(Written problem): Please quote only the lines that start at the one with "Transcribe this image's" and go on to the last line of the data, both ends kept.

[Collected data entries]

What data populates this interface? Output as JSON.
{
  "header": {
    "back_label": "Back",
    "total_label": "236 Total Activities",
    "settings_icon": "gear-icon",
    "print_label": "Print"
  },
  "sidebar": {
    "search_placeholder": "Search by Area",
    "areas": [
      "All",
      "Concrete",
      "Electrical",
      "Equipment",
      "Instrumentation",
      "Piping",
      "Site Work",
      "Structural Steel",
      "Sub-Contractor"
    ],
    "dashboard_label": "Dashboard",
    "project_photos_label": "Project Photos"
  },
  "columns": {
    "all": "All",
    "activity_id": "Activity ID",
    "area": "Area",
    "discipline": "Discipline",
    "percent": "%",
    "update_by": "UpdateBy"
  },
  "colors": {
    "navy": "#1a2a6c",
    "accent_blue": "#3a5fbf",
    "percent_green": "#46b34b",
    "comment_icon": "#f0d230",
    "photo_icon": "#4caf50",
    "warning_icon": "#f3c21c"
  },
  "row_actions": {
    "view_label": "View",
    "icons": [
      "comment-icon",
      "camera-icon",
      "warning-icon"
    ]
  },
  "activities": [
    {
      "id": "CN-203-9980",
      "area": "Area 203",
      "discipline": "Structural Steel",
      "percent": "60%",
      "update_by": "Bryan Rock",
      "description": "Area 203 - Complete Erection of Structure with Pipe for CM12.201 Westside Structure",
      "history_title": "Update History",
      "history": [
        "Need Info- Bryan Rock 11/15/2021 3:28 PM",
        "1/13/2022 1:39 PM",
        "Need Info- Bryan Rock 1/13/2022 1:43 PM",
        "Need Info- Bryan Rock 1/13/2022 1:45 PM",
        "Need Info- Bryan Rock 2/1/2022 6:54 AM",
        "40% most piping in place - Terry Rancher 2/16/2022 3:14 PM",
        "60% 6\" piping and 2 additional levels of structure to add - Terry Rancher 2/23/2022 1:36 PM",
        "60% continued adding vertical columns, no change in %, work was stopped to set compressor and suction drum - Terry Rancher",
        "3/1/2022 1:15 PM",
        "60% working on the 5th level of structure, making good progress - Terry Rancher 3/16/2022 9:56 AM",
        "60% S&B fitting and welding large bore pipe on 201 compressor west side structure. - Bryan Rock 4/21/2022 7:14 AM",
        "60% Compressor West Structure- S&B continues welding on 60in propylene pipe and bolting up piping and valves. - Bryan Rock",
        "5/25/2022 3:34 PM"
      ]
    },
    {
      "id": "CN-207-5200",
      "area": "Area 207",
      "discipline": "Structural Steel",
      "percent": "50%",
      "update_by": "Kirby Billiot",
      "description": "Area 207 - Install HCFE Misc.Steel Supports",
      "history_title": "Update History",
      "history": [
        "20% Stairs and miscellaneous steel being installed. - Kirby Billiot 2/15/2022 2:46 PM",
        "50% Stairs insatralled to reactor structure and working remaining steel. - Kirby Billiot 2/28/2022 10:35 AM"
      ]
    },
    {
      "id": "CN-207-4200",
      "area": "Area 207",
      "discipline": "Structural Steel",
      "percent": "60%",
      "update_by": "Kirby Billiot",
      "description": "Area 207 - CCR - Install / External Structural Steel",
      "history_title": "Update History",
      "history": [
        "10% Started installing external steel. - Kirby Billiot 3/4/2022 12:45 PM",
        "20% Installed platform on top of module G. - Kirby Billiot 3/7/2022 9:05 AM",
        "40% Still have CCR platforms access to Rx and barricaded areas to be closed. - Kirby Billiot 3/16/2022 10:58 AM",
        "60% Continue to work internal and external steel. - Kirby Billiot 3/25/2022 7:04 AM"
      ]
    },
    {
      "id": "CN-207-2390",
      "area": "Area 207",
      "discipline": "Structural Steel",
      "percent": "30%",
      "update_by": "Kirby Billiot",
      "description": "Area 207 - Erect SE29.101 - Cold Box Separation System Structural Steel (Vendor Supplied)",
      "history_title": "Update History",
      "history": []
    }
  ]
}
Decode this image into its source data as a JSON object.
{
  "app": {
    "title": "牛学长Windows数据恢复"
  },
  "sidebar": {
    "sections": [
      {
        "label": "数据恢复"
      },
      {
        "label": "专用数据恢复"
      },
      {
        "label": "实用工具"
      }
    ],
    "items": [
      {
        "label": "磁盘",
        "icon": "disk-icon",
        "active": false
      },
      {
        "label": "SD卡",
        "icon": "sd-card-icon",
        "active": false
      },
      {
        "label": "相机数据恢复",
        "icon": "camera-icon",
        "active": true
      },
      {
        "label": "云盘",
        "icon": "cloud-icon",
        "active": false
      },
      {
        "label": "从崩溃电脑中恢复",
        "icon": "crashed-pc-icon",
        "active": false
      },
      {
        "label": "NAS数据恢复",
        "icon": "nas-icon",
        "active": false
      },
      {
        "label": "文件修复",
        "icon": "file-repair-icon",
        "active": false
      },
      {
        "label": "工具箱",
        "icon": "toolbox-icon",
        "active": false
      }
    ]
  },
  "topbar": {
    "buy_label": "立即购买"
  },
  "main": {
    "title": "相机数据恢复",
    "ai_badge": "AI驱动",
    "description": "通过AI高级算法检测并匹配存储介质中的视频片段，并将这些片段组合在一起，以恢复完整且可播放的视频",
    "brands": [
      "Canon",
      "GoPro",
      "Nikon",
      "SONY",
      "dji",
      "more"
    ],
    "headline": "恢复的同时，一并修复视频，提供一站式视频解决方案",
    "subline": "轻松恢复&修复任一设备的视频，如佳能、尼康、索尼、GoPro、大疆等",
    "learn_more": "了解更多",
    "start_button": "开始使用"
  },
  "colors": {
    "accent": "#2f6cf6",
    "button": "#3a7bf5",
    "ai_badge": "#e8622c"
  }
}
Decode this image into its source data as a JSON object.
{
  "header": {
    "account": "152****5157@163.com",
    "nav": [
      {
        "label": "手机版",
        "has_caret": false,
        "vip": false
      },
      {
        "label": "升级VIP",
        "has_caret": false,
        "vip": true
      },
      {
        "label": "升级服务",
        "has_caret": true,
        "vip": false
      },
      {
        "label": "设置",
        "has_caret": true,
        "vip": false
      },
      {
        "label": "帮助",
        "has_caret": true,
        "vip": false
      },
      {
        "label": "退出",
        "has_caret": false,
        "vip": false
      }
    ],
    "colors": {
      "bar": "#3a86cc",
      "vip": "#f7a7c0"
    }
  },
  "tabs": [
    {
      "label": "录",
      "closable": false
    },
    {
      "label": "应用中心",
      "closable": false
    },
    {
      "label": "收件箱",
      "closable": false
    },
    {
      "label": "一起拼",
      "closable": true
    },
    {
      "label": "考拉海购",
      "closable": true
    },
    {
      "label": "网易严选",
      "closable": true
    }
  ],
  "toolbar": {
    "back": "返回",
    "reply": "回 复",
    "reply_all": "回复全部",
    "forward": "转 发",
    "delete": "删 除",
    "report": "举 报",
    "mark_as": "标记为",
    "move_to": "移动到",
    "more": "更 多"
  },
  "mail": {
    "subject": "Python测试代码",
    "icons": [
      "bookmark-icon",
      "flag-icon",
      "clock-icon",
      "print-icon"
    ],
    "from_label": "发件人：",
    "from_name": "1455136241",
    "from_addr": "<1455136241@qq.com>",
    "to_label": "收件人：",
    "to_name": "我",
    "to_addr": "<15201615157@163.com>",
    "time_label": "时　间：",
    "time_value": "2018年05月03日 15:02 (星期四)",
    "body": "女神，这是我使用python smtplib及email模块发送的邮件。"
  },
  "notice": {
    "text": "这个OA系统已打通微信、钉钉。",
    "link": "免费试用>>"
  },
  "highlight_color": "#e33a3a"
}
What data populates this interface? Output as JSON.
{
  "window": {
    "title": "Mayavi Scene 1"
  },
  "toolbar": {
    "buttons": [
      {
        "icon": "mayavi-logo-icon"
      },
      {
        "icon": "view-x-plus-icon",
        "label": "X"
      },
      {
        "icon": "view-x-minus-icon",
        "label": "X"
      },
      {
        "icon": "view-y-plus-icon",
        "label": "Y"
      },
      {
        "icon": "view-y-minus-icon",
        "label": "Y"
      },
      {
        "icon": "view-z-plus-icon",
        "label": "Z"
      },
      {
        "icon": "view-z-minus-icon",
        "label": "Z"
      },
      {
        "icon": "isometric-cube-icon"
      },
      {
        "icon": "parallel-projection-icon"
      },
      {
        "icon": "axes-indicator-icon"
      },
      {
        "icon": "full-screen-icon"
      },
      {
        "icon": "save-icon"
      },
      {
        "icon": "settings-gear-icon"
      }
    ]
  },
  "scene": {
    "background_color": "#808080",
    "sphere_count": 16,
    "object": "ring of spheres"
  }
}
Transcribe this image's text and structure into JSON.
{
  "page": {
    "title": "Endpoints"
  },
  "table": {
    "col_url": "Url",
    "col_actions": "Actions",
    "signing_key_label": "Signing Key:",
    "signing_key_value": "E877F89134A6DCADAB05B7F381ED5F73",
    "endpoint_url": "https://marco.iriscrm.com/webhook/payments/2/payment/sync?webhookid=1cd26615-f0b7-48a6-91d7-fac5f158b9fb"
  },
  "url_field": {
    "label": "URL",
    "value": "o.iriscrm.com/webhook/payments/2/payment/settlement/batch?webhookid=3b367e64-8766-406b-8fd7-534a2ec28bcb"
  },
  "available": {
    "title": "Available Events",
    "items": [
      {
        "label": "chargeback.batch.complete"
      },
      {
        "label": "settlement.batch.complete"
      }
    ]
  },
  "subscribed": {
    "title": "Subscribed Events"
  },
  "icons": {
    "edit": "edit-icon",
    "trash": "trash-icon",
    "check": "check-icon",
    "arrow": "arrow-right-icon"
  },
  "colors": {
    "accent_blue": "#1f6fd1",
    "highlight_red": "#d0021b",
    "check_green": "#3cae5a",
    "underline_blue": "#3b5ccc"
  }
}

(Full response):
Transcribe this image's text and structure into JSON.
{
  "page": {
    "title": "Endpoints"
  },
  "table": {
    "col_url": "Url",
    "col_actions": "Actions",
    "signing_key_label": "Signing Key:",
    "signing_key_value": "E877F89134A6DCADAB05B7F381ED5F73",
    "endpoint_url": "https://marco.iriscrm.com/webhook/payments/2/payment/sync?webhookid=1cd26615-f0b7-48a6-91d7-fac5f158b9fb"
  },
  "url_field": {
    "label": "URL",
    "value": "o.iriscrm.com/webhook/payments/2/payment/settlement/batch?webhookid=3b367e64-8766-406b-8fd7-534a2ec28bcb"
  },
  "available": {
    "title": "Available Events",
    "items": [
      {
        "label": "chargeback.batch.complete"
      },
      {
        "label": "settlement.batch.complete"
      }
    ]
  },
  "subscribed": {
    "title": "Subscribed Events"
  },
  "icons": {
    "edit": "edit-icon",
    "trash": "trash-icon",
    "check": "check-icon",
    "arrow": "arrow-right-icon"
  },
  "colors": {
    "accent_blue": "#1f6fd1",
    "highlight_red": "#d0021b",
    "check_green": "#3cae5a",
    "underline_blue": "#3b5ccc"
  }
}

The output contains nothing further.